(ISTRUZIONE) Per favore, riporta i dati dalla riga che contiene "mail-checkbox[interactable] xyxy=(120,249,133,261)" alla riga che contiene "remove-button[interactable]: Remove xyxy=(679,369,743,387)", rinominando "checkbox" in "tickbox" e lasciando invariato tutto il resto.

(DATI FORNITI)
"""

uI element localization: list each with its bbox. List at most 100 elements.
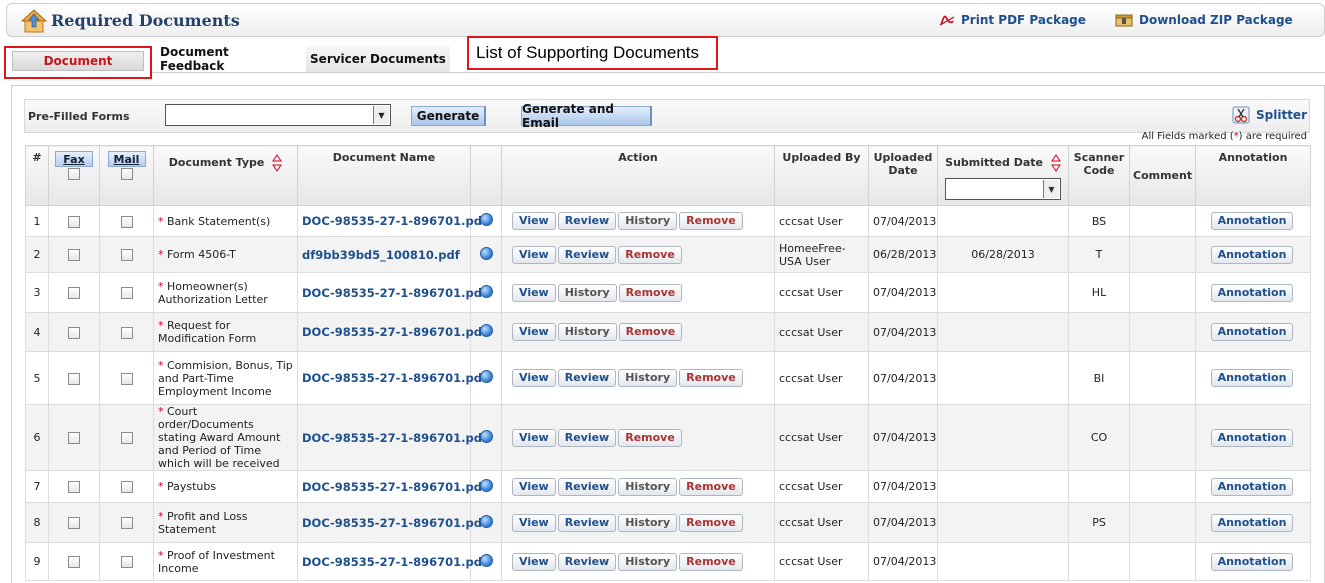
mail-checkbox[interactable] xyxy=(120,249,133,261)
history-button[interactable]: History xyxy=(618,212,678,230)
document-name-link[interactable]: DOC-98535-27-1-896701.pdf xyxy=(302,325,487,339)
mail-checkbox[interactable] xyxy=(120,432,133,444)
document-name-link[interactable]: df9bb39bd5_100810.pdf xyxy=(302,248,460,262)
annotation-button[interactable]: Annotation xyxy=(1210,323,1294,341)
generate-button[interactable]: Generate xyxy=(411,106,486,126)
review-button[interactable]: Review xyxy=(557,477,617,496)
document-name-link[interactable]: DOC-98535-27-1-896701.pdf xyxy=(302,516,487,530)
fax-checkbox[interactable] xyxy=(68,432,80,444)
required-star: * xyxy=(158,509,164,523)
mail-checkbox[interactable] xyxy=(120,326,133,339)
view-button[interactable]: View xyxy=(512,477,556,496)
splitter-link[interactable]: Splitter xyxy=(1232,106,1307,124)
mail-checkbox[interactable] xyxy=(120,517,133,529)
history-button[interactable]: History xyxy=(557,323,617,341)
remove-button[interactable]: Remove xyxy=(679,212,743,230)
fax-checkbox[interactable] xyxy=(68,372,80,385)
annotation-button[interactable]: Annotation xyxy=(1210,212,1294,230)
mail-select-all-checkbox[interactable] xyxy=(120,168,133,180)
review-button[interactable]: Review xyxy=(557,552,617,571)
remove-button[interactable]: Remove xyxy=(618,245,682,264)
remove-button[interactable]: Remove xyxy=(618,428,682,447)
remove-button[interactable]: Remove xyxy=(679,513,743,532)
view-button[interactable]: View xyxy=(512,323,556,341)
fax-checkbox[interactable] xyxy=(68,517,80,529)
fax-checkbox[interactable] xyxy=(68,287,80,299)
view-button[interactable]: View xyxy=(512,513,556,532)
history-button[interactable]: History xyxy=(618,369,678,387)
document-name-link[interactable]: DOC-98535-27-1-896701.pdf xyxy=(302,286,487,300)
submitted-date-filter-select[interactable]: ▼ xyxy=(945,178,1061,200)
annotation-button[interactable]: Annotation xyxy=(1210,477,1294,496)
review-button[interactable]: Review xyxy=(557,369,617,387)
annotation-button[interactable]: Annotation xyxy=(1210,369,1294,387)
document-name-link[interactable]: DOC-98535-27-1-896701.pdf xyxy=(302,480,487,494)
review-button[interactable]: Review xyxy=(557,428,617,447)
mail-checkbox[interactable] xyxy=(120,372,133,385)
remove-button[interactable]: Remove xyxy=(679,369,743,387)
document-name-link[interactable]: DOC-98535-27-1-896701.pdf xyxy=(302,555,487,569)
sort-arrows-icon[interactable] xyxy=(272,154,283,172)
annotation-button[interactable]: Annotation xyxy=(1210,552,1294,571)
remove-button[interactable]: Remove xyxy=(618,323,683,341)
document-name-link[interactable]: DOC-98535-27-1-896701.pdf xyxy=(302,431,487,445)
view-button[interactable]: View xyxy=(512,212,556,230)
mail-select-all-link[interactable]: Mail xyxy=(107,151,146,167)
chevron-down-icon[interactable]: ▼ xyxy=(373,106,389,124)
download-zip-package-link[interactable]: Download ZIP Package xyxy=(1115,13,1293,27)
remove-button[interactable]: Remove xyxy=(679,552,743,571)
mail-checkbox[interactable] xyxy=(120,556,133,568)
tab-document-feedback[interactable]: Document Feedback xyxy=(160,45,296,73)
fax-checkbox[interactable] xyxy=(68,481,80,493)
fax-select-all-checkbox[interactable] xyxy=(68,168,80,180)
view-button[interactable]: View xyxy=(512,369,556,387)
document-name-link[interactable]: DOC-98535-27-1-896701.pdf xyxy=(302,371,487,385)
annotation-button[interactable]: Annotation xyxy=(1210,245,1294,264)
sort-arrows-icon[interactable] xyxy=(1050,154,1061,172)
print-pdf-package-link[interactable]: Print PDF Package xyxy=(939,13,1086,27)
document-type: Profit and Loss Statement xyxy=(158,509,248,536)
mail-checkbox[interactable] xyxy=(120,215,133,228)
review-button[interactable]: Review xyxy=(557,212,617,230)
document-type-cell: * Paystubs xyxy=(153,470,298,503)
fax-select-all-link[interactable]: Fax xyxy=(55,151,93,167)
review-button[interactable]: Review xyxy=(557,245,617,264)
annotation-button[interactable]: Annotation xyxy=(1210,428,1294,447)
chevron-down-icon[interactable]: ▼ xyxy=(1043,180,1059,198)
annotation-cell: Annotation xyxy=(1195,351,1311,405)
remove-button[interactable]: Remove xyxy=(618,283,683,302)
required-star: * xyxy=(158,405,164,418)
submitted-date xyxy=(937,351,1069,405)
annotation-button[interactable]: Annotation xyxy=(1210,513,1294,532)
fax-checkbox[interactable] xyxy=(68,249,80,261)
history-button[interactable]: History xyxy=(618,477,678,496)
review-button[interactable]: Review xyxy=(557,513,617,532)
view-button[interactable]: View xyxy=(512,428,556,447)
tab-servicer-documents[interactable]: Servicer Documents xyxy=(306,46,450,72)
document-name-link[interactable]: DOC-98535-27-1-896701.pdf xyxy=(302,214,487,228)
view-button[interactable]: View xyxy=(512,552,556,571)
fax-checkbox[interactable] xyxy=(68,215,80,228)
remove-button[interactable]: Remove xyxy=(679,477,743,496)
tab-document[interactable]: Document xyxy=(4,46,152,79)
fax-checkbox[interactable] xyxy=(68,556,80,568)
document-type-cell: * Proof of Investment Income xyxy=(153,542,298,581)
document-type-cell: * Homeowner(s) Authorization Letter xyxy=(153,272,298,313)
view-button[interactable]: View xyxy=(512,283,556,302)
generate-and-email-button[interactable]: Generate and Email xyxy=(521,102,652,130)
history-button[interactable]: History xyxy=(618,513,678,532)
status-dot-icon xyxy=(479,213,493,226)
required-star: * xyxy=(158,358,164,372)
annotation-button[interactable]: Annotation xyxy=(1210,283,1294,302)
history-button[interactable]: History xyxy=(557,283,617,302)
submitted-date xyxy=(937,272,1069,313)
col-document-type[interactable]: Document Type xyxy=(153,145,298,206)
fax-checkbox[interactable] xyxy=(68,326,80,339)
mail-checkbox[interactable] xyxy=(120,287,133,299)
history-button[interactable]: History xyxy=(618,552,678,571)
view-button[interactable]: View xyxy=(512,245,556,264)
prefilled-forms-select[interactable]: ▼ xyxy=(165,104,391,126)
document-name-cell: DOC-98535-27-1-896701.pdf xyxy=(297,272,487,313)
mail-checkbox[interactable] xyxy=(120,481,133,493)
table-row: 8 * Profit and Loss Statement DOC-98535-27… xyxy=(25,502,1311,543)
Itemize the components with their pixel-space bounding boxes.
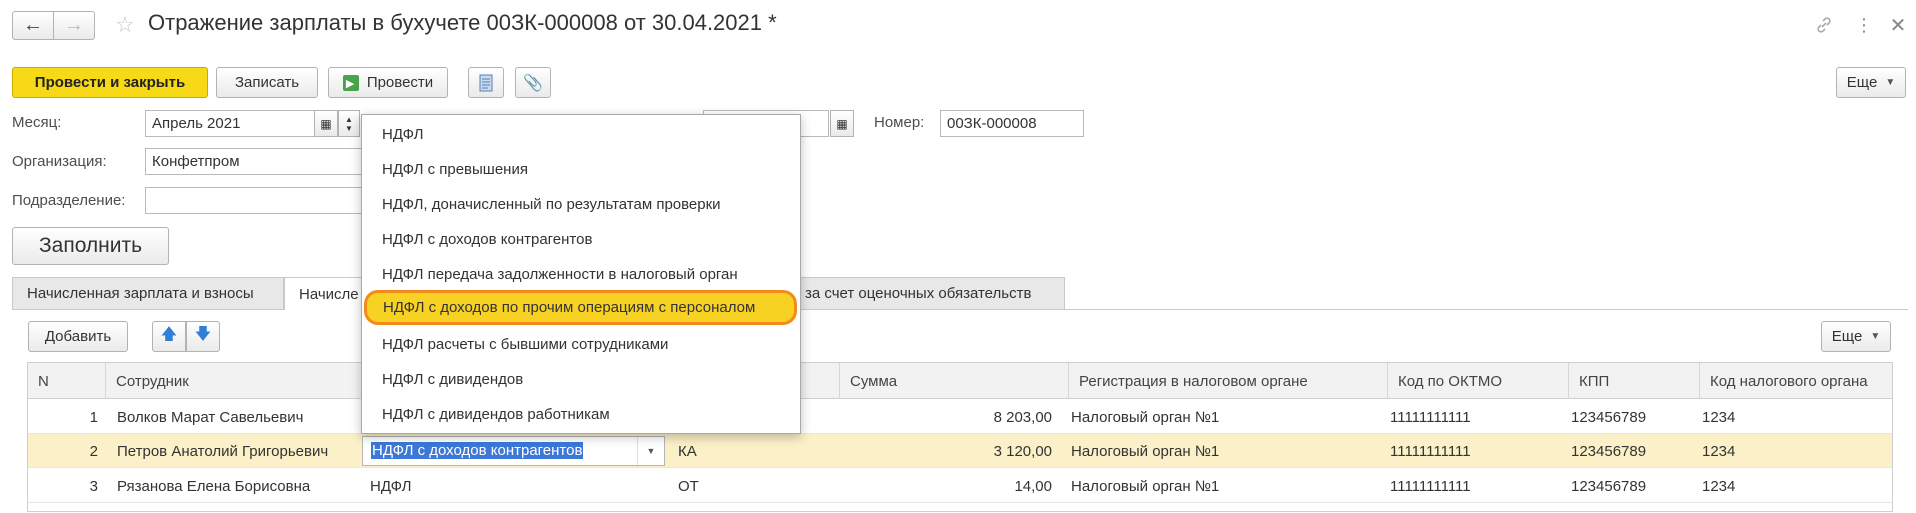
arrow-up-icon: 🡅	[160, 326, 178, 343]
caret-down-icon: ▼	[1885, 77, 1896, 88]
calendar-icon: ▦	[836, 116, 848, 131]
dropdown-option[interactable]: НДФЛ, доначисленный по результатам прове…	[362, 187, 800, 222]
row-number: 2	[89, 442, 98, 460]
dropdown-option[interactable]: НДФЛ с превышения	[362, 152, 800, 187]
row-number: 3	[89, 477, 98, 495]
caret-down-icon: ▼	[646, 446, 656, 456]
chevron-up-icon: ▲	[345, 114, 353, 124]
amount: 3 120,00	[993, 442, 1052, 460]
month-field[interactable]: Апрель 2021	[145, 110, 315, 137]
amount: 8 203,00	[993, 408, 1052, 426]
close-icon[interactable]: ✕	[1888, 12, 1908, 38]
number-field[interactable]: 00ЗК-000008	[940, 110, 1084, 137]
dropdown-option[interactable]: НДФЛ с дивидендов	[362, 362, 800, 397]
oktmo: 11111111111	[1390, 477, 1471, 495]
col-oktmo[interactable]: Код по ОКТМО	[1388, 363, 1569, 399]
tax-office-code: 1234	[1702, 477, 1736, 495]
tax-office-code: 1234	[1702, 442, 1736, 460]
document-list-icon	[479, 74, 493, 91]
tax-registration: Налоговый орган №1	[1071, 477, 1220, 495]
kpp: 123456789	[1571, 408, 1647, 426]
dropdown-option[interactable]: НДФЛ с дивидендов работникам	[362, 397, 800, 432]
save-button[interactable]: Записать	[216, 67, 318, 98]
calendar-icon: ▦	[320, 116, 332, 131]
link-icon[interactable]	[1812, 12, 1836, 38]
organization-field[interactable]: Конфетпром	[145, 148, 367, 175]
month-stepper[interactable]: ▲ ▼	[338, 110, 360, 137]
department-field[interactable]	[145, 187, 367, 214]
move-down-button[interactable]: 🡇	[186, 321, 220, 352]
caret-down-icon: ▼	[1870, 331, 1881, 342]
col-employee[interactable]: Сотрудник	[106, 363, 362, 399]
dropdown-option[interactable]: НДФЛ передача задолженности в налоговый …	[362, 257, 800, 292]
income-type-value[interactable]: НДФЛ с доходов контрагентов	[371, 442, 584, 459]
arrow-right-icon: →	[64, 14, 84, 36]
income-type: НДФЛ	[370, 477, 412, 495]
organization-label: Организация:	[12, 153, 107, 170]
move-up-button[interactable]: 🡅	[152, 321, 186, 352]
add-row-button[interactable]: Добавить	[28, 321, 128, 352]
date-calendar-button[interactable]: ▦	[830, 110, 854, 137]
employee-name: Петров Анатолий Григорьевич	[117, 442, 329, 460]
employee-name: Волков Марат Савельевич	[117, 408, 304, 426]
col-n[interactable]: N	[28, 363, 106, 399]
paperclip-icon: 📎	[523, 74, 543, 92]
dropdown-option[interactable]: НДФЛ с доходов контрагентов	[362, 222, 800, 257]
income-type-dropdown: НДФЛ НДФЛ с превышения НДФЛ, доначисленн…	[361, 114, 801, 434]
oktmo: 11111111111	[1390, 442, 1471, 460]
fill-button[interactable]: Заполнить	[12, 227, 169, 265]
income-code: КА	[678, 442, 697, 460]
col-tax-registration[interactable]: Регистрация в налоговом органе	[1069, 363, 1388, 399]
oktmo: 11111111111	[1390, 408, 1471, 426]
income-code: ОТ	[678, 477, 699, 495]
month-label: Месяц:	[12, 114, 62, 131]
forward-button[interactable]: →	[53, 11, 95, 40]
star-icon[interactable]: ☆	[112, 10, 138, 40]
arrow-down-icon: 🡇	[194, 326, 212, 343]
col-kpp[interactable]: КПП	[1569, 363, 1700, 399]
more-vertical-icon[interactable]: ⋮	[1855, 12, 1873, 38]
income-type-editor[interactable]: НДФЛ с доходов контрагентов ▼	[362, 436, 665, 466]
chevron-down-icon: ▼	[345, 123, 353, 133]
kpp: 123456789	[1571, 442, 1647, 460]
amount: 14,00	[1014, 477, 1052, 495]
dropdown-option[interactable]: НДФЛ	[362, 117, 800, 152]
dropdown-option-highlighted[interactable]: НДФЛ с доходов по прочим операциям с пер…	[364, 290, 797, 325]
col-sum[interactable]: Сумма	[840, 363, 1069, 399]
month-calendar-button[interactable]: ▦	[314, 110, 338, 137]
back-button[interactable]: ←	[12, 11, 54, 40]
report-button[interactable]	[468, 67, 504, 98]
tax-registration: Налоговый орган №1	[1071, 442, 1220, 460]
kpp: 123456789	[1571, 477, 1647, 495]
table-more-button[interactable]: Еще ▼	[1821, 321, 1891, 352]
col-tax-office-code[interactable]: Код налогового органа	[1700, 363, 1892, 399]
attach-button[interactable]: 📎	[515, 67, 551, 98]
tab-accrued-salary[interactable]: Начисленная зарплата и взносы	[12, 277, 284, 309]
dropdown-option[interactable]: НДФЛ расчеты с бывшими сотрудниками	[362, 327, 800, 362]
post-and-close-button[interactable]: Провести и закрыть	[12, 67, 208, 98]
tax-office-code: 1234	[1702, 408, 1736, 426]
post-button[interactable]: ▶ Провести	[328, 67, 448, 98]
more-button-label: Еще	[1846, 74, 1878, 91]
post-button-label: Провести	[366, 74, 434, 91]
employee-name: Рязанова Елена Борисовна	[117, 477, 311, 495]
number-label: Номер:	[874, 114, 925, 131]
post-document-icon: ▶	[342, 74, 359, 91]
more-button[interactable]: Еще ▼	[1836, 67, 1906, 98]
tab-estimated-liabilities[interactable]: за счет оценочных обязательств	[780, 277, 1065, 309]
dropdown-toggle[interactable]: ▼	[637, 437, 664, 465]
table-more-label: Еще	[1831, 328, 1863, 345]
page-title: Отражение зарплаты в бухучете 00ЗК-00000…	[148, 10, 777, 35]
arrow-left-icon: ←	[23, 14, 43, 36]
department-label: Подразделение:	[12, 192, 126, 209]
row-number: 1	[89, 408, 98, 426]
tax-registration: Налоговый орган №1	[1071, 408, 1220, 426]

"""

(ECCO IL RISULTATO)
mail-tickbox[interactable] xyxy=(120,249,133,261)
history-button[interactable]: History xyxy=(618,212,678,230)
document-name-link[interactable]: DOC-98535-27-1-896701.pdf xyxy=(302,325,487,339)
mail-tickbox[interactable] xyxy=(120,432,133,444)
document-name-link[interactable]: df9bb39bd5_100810.pdf xyxy=(302,248,460,262)
annotation-button[interactable]: Annotation xyxy=(1210,323,1294,341)
generate-button[interactable]: Generate xyxy=(411,106,486,126)
review-button[interactable]: Review xyxy=(557,477,617,496)
document-name-link[interactable]: DOC-98535-27-1-896701.pdf xyxy=(302,516,487,530)
fax-tickbox[interactable] xyxy=(68,432,80,444)
required-star: * xyxy=(158,509,164,523)
mail-tickbox[interactable] xyxy=(120,326,133,339)
view-button[interactable]: View xyxy=(512,477,556,496)
splitter-link[interactable]: Splitter xyxy=(1232,106,1307,124)
mail-tickbox[interactable] xyxy=(120,517,133,529)
history-button[interactable]: History xyxy=(557,323,617,341)
remove-button[interactable]: Remove xyxy=(679,212,743,230)
fax-tickbox[interactable] xyxy=(68,372,80,385)
annotation-button[interactable]: Annotation xyxy=(1210,212,1294,230)
mail-select-all-tickbox[interactable] xyxy=(120,168,133,180)
review-button[interactable]: Review xyxy=(557,552,617,571)
remove-button[interactable]: Remove xyxy=(618,245,682,264)
remove-button[interactable]: Remove xyxy=(618,428,682,447)
remove-button[interactable]: Remove xyxy=(679,513,743,532)
view-button[interactable]: View xyxy=(512,323,556,341)
fax-tickbox[interactable] xyxy=(68,517,80,529)
fax-tickbox[interactable] xyxy=(68,287,80,299)
view-button[interactable]: View xyxy=(512,513,556,532)
history-button[interactable]: History xyxy=(618,369,678,387)
document-name-link[interactable]: DOC-98535-27-1-896701.pdf xyxy=(302,286,487,300)
submitted-date-filter-select[interactable]: ▼ xyxy=(945,178,1061,200)
annotation-button[interactable]: Annotation xyxy=(1210,477,1294,496)
review-button[interactable]: Review xyxy=(557,369,617,387)
annotation-button[interactable]: Annotation xyxy=(1210,369,1294,387)
document-name-link[interactable]: DOC-98535-27-1-896701.pdf xyxy=(302,480,487,494)
review-button[interactable]: Review xyxy=(557,428,617,447)
mail-tickbox[interactable] xyxy=(120,372,133,385)
remove-button[interactable]: Remove xyxy=(679,369,743,387)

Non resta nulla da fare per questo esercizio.